Data records:
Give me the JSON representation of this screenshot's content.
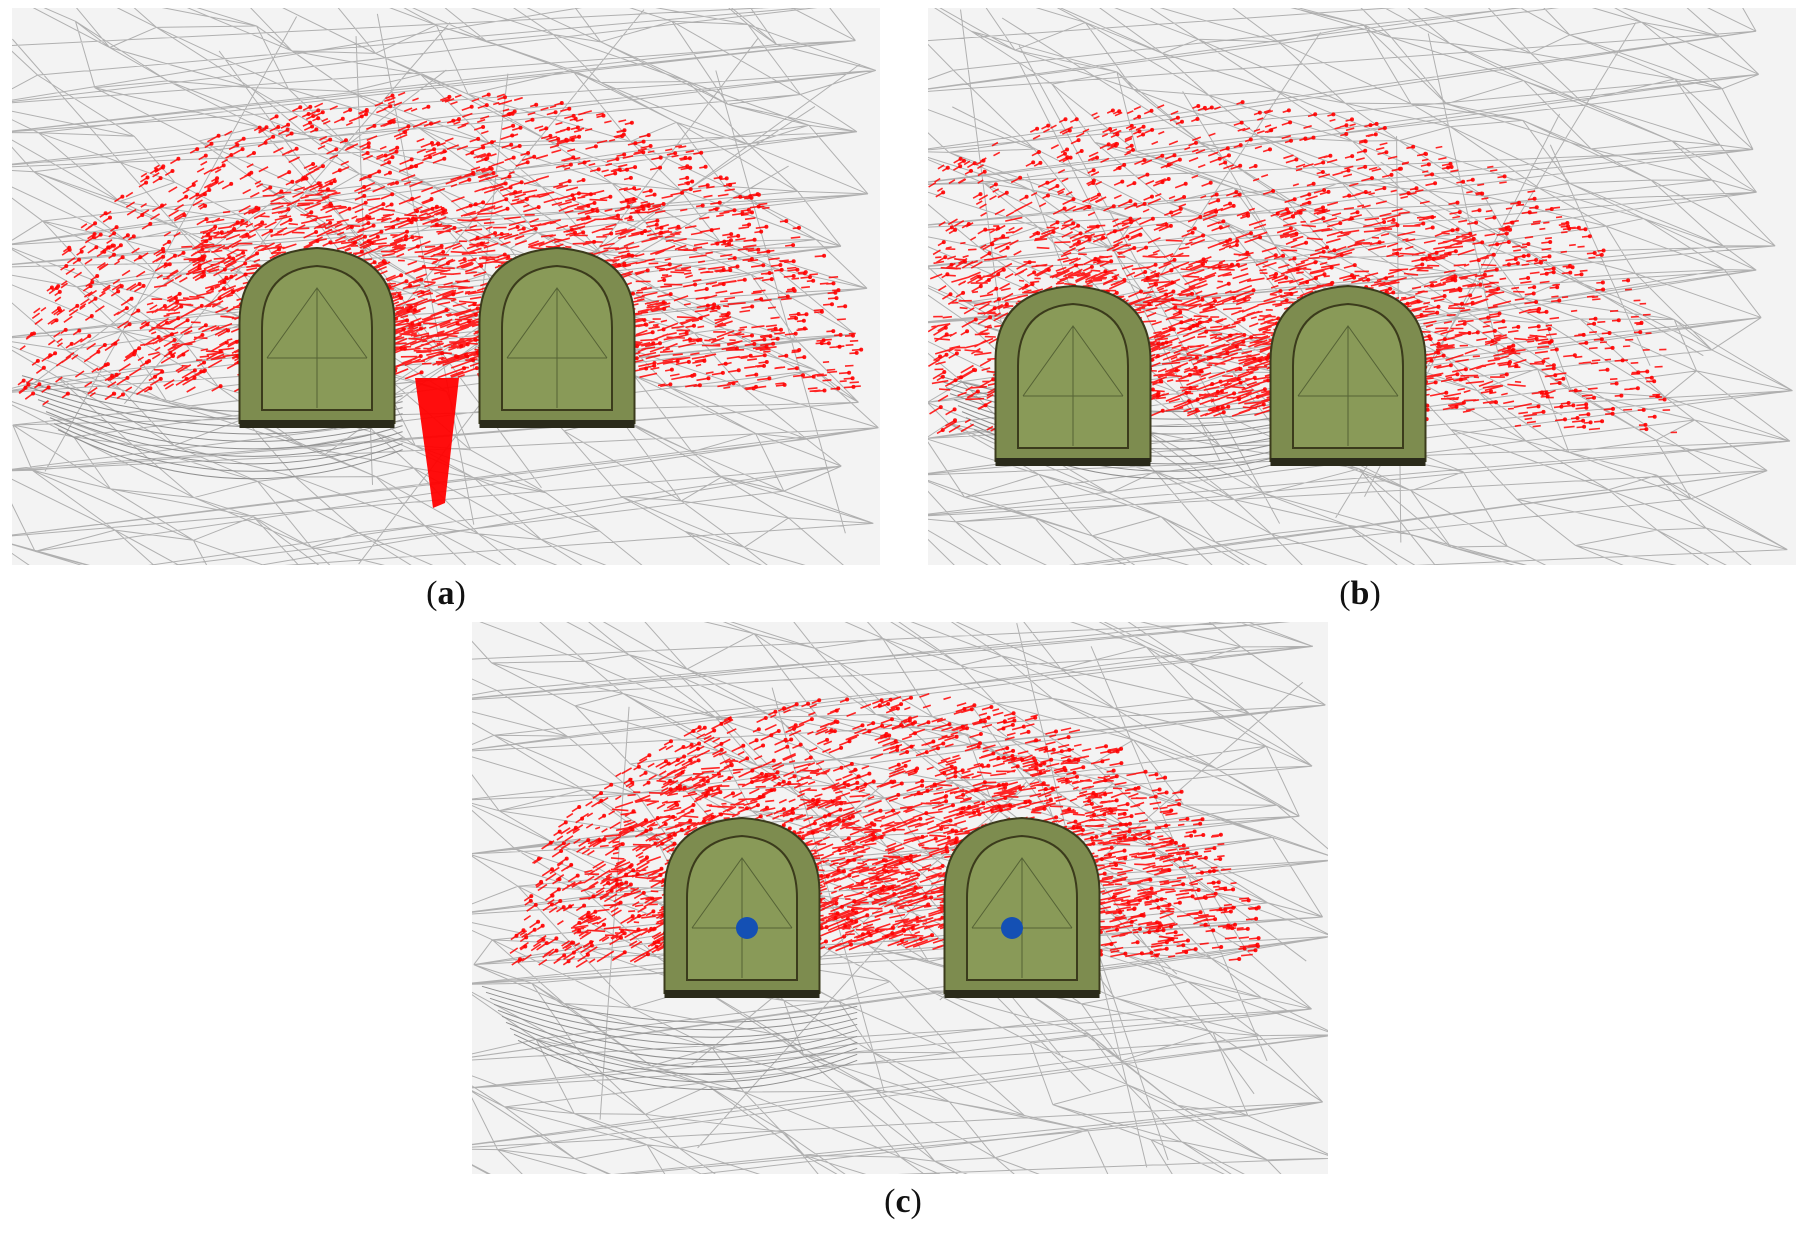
{
  "panels": [
    {
      "id": "a",
      "label": "a",
      "open": "(",
      "close": ")",
      "show_markers": false
    },
    {
      "id": "b",
      "label": "b",
      "open": "(",
      "close": ")",
      "show_markers": false
    },
    {
      "id": "c",
      "label": "c",
      "open": "(",
      "close": ")",
      "show_markers": true
    }
  ],
  "colors": {
    "background": "#f3f3f3",
    "mesh": "#a9a9a9",
    "vectors": "#ff0000",
    "tunnel_lining": "#7d8c4f",
    "tunnel_face": "#899a58",
    "tunnel_edge": "#3b3b1c",
    "marker": "#1450b4"
  },
  "icons": [
    "mesh-wireframe",
    "displacement-vector-field",
    "tunnel-portal",
    "monitoring-point-marker"
  ]
}
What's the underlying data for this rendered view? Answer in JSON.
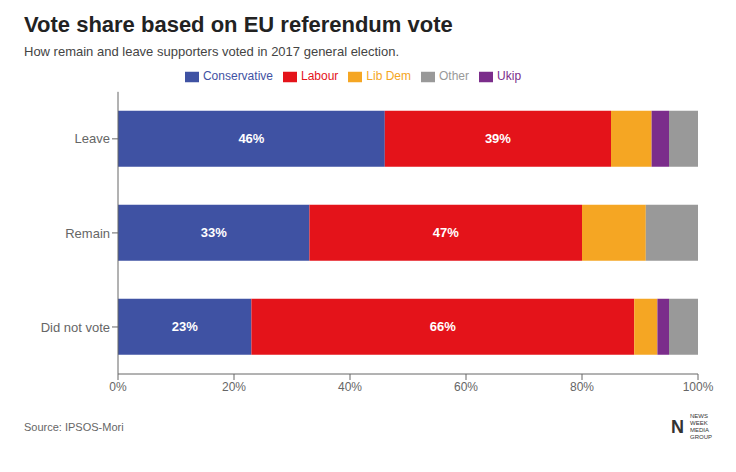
{
  "chart_data": {
    "type": "bar",
    "orientation": "horizontal",
    "stacked": true,
    "title": "Vote share based on EU referendum vote",
    "subtitle": "How remain and leave supporters voted in 2017 general election.",
    "annotations": [
      "Source: IPSOS-Mori",
      "N",
      "NEWS\nWEEK\nMEDIA\nGROUP"
    ],
    "categories": [
      "Leave",
      "Remain",
      "Did not vote"
    ],
    "series": [
      {
        "name": "Conservative",
        "color": "#3F52A3",
        "values": [
          46,
          33,
          23
        ],
        "value_labels": [
          "46%",
          "33%",
          "23%"
        ]
      },
      {
        "name": "Labour",
        "color": "#E4131A",
        "values": [
          39,
          47,
          66
        ],
        "value_labels": [
          "39%",
          "47%",
          "66%"
        ]
      },
      {
        "name": "Lib Dem",
        "color": "#F5A623",
        "values": [
          7,
          11,
          4
        ]
      },
      {
        "name": "Ukip",
        "color": "#7B2D8B",
        "values": [
          3,
          0,
          2
        ]
      },
      {
        "name": "Other",
        "color": "#999999",
        "values": [
          5,
          9,
          5
        ]
      }
    ],
    "xlim": [
      0,
      100
    ],
    "xticks": [
      {
        "value": 0,
        "label": "0%"
      },
      {
        "value": 20,
        "label": "20%"
      },
      {
        "value": 40,
        "label": "40%"
      },
      {
        "value": 60,
        "label": "60%"
      },
      {
        "value": 80,
        "label": "80%"
      },
      {
        "value": 100,
        "label": "100%"
      }
    ],
    "grid": false,
    "legend": "top"
  }
}
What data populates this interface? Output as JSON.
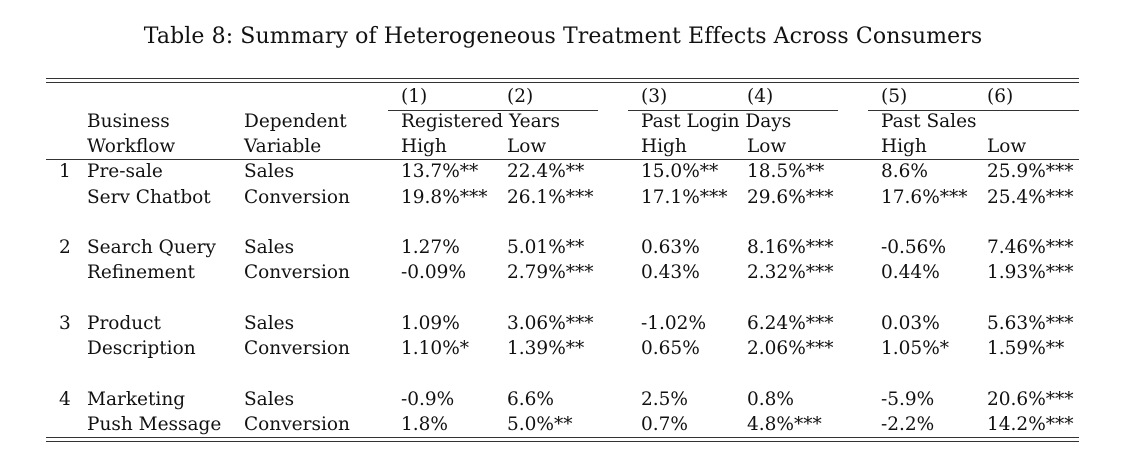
{
  "caption": "Table 8: Summary of Heterogeneous Treatment Effects Across Consumers",
  "header": {
    "col_numbers": [
      "(1)",
      "(2)",
      "(3)",
      "(4)",
      "(5)",
      "(6)"
    ],
    "business_workflow": [
      "Business",
      "Workflow"
    ],
    "dependent_variable": [
      "Dependent",
      "Variable"
    ],
    "groups": [
      "Registered Years",
      "Past Login Days",
      "Past Sales"
    ],
    "levels": [
      "High",
      "Low",
      "High",
      "Low",
      "High",
      "Low"
    ]
  },
  "rows": [
    {
      "index": "1",
      "workflow": "Pre-sale",
      "dv": "Sales",
      "values": [
        "13.7%**",
        "22.4%**",
        "15.0%**",
        "18.5%**",
        "8.6%",
        "25.9%***"
      ]
    },
    {
      "index": "",
      "workflow": "Serv Chatbot",
      "dv": "Conversion",
      "values": [
        "19.8%***",
        "26.1%***",
        "17.1%***",
        "29.6%***",
        "17.6%***",
        "25.4%***"
      ]
    },
    {
      "index": "2",
      "workflow": "Search Query",
      "dv": "Sales",
      "values": [
        "1.27%",
        "5.01%**",
        "0.63%",
        "8.16%***",
        "-0.56%",
        "7.46%***"
      ]
    },
    {
      "index": "",
      "workflow": "Refinement",
      "dv": "Conversion",
      "values": [
        "-0.09%",
        "2.79%***",
        "0.43%",
        "2.32%***",
        "0.44%",
        "1.93%***"
      ]
    },
    {
      "index": "3",
      "workflow": "Product",
      "dv": "Sales",
      "values": [
        "1.09%",
        "3.06%***",
        "-1.02%",
        "6.24%***",
        "0.03%",
        "5.63%***"
      ]
    },
    {
      "index": "",
      "workflow": "Description",
      "dv": "Conversion",
      "values": [
        "1.10%*",
        "1.39%**",
        "0.65%",
        "2.06%***",
        "1.05%*",
        "1.59%**"
      ]
    },
    {
      "index": "4",
      "workflow": "Marketing",
      "dv": "Sales",
      "values": [
        "-0.9%",
        "6.6%",
        "2.5%",
        "0.8%",
        "-5.9%",
        "20.6%***"
      ]
    },
    {
      "index": "",
      "workflow": "Push Message",
      "dv": "Conversion",
      "values": [
        "1.8%",
        "5.0%**",
        "0.7%",
        "4.8%***",
        "-2.2%",
        "14.2%***"
      ]
    }
  ]
}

What you will do: Search the data above for the word "name", then gather each line in which it appears.

Task result:
        "name": "Conservative",
        "name": "Labour",
        "name": "Lib Dem",
        "name": "Ukip",
        "name": "Other",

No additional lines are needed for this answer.